→ **Written instruction**: The data below needs to be returned exactly, line for line.

→ **Task material**:
----

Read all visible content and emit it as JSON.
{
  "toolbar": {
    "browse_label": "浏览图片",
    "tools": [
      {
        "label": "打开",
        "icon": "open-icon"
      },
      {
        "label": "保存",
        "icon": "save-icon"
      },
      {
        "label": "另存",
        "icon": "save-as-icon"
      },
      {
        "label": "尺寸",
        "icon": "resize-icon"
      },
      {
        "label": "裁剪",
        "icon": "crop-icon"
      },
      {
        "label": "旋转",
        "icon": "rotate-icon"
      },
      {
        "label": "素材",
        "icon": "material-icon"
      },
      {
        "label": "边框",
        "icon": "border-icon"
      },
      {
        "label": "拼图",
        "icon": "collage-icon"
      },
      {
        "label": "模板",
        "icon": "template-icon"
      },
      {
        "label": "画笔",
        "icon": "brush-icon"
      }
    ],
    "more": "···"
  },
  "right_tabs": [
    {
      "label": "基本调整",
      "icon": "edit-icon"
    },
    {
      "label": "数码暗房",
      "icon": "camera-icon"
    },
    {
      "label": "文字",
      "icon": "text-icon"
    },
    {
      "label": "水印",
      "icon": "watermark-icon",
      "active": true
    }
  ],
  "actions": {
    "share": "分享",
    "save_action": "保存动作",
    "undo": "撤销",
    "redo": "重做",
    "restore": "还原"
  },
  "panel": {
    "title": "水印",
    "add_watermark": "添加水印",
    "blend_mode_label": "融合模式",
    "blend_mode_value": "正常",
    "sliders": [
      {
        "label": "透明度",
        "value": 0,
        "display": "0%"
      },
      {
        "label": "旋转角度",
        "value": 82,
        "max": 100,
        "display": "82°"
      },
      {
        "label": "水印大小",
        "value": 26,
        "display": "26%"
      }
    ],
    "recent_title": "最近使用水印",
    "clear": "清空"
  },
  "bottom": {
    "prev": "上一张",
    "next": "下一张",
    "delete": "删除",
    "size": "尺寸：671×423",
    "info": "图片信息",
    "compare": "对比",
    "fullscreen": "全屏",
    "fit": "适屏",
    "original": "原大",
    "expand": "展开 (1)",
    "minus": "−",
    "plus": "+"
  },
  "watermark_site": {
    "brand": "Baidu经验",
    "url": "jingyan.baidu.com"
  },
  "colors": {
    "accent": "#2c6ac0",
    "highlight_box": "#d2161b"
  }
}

----

→ **In response**:
Read all visible content and emit it as JSON.
{
  "toolbar": {
    "browse_label": "浏览图片",
    "tools": [
      {
        "label": "打开",
        "icon": "open-icon"
      },
      {
        "label": "保存",
        "icon": "save-icon"
      },
      {
        "label": "另存",
        "icon": "save-as-icon"
      },
      {
        "label": "尺寸",
        "icon": "resize-icon"
      },
      {
        "label": "裁剪",
        "icon": "crop-icon"
      },
      {
        "label": "旋转",
        "icon": "rotate-icon"
      },
      {
        "label": "素材",
        "icon": "material-icon"
      },
      {
        "label": "边框",
        "icon": "border-icon"
      },
      {
        "label": "拼图",
        "icon": "collage-icon"
      },
      {
        "label": "模板",
        "icon": "template-icon"
      },
      {
        "label": "画笔",
        "icon": "brush-icon"
      }
    ],
    "more": "···"
  },
  "right_tabs": [
    {
      "label": "基本调整",
      "icon": "edit-icon"
    },
    {
      "label": "数码暗房",
      "icon": "camera-icon"
    },
    {
      "label": "文字",
      "icon": "text-icon"
    },
    {
      "label": "水印",
      "icon": "watermark-icon",
      "active": true
    }
  ],
  "actions": {
    "share": "分享",
    "save_action": "保存动作",
    "undo": "撤销",
    "redo": "重做",
    "restore": "还原"
  },
  "panel": {
    "title": "水印",
    "add_watermark": "添加水印",
    "blend_mode_label": "融合模式",
    "blend_mode_value": "正常",
    "sliders": [
      {
        "label": "透明度",
        "value": 0,
        "display": "0%"
      },
      {
        "label": "旋转角度",
        "value": 82,
        "max": 100,
        "display": "82°"
      },
      {
        "label": "水印大小",
        "value": 26,
        "display": "26%"
      }
    ],
    "recent_title": "最近使用水印",
    "clear": "清空"
  },
  "bottom": {
    "prev": "上一张",
    "next": "下一张",
    "delete": "删除",
    "size": "尺寸：671×423",
    "info": "图片信息",
    "compare": "对比",
    "fullscreen": "全屏",
    "fit": "适屏",
    "original": "原大",
    "expand": "展开 (1)",
    "minus": "−",
    "plus": "+"
  },
  "watermark_site": {
    "brand": "Baidu经验",
    "url": "jingyan.baidu.com"
  },
  "colors": {
    "accent": "#2c6ac0",
    "highlight_box": "#d2161b"
  }
}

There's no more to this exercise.